> Set task
Find the word "الفرعي" in the records below. List each line containing it.

Dataset records

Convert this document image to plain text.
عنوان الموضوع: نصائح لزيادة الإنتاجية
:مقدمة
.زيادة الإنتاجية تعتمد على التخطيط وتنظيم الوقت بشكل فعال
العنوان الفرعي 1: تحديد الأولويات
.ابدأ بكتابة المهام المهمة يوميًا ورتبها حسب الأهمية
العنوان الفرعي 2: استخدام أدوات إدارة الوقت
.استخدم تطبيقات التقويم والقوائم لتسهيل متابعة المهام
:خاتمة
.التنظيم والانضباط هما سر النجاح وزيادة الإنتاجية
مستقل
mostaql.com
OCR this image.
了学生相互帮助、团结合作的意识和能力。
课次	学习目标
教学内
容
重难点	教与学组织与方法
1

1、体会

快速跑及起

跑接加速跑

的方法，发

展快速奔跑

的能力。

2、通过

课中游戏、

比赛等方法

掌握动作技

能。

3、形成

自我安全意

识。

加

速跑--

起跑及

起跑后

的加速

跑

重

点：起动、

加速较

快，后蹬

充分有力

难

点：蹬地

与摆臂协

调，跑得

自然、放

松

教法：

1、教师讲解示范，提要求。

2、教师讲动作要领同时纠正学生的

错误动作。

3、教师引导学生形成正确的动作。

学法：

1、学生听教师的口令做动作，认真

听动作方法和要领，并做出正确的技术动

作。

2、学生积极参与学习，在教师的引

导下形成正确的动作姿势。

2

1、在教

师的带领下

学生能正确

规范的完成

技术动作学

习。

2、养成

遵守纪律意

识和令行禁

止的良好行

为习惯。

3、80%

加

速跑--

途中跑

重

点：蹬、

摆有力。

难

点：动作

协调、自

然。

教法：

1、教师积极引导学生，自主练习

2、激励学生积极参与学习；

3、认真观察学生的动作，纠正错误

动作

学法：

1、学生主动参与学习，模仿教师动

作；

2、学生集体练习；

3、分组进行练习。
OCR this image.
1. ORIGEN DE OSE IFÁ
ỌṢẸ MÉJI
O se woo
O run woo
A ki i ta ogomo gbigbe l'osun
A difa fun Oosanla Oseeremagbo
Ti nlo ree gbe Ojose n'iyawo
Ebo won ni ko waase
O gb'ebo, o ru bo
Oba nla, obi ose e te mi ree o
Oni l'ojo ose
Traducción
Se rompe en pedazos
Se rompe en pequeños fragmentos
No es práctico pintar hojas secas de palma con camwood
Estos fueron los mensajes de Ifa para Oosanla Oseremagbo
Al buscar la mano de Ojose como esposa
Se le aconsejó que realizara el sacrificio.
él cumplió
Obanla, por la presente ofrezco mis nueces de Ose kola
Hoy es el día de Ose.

> Task response
العنوان الفرعي 1: تحديد الأولويات
العنوان الفرعي 2: استخدام أدوات إدارة الوقت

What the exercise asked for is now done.